Your goal: Can you rewrite the data below, changing "app screenshot" to "phone screenshot" and leaving all else unchanged? Leave out the pictures.

Extracted material:
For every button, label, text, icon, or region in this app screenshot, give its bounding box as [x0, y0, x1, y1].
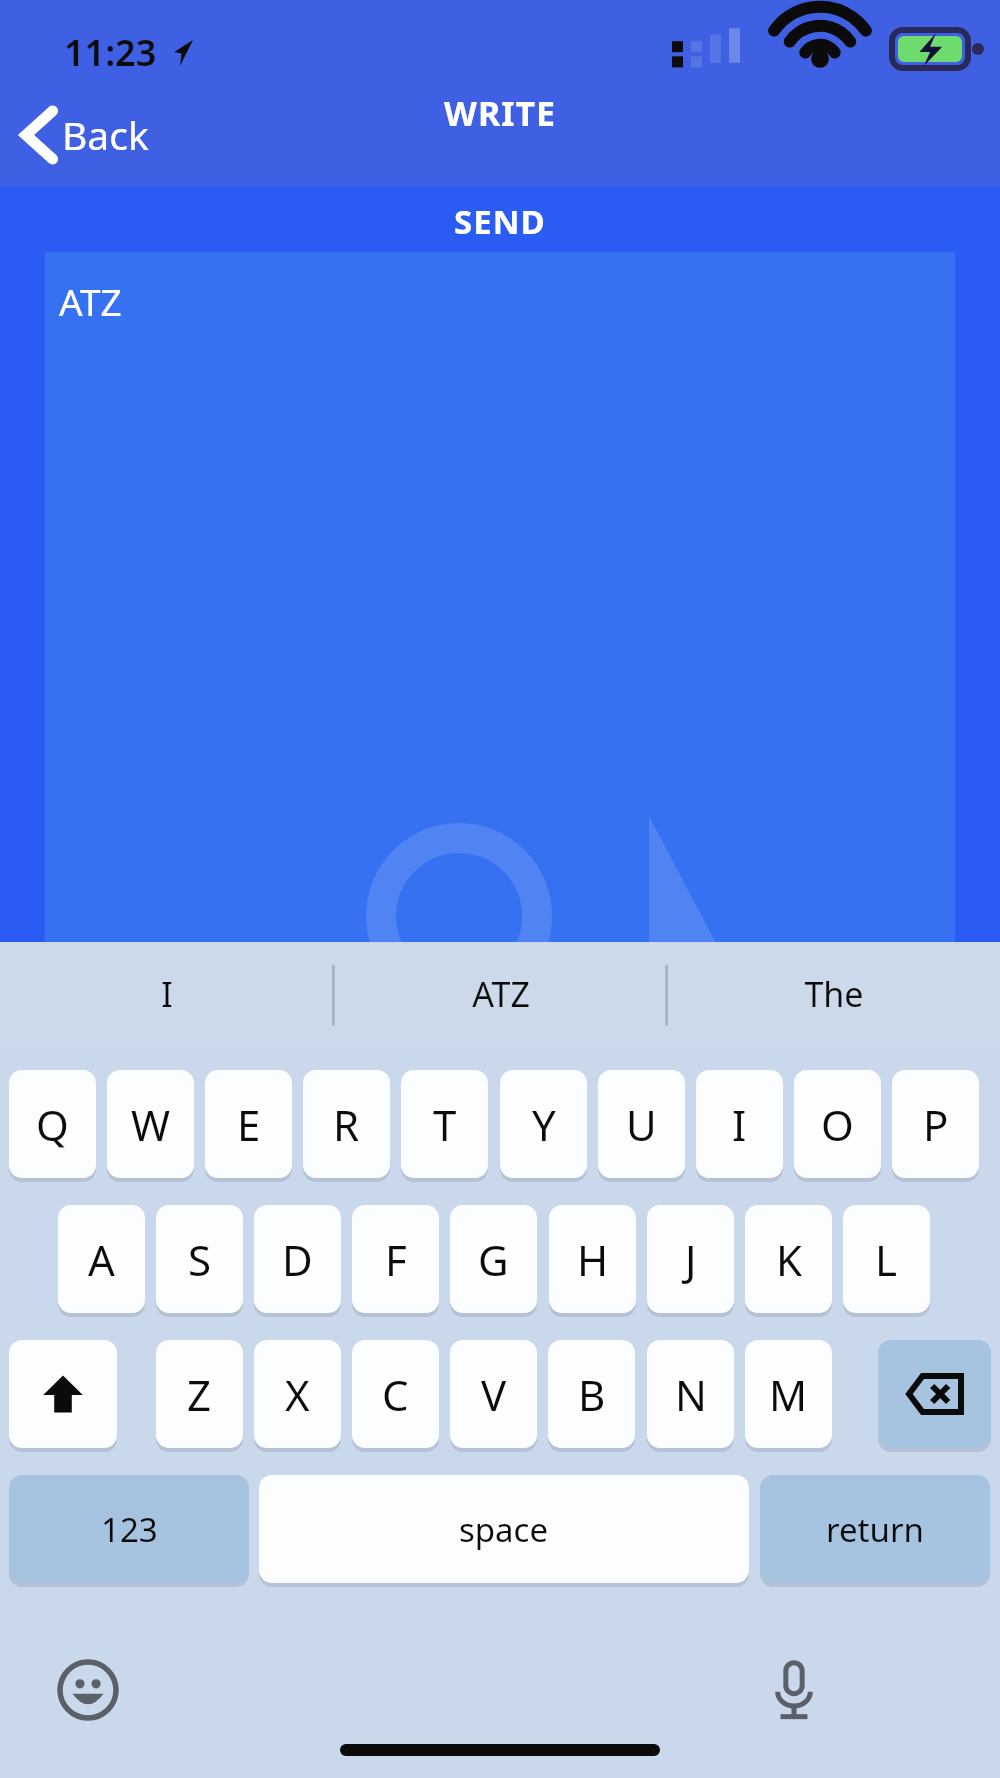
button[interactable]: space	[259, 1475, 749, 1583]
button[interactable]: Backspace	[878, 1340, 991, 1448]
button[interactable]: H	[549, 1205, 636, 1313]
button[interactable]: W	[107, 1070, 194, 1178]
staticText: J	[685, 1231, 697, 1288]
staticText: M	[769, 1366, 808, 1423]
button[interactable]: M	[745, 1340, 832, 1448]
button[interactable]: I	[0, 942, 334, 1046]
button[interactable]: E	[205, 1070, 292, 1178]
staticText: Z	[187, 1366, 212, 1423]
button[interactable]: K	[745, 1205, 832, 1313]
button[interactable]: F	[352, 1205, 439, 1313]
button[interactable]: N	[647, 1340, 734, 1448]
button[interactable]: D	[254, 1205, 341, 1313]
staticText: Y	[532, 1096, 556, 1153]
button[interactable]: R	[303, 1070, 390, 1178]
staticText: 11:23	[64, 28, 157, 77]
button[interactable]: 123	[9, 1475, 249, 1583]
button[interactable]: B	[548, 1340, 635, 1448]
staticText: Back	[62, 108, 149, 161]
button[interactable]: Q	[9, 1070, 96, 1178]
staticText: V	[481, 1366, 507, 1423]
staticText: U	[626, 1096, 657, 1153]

Worked solution:
For every button, label, text, icon, or region in this phone screenshot, give its bounding box as [x0, y0, x1, y1].
button[interactable]: space	[259, 1475, 749, 1583]
button[interactable]: Backspace	[878, 1340, 991, 1448]
button[interactable]: H	[549, 1205, 636, 1313]
button[interactable]: W	[107, 1070, 194, 1178]
staticText: J	[685, 1231, 697, 1288]
staticText: M	[769, 1366, 808, 1423]
button[interactable]: M	[745, 1340, 832, 1448]
button[interactable]: I	[0, 942, 334, 1046]
button[interactable]: E	[205, 1070, 292, 1178]
staticText: Z	[187, 1366, 212, 1423]
button[interactable]: K	[745, 1205, 832, 1313]
button[interactable]: F	[352, 1205, 439, 1313]
button[interactable]: N	[647, 1340, 734, 1448]
button[interactable]: D	[254, 1205, 341, 1313]
staticText: Y	[532, 1096, 556, 1153]
button[interactable]: R	[303, 1070, 390, 1178]
staticText: 11:23	[64, 28, 157, 77]
button[interactable]: 123	[9, 1475, 249, 1583]
button[interactable]: B	[548, 1340, 635, 1448]
staticText: Back	[62, 108, 149, 161]
button[interactable]: Q	[9, 1070, 96, 1178]
staticText: V	[481, 1366, 507, 1423]
staticText: U	[626, 1096, 657, 1153]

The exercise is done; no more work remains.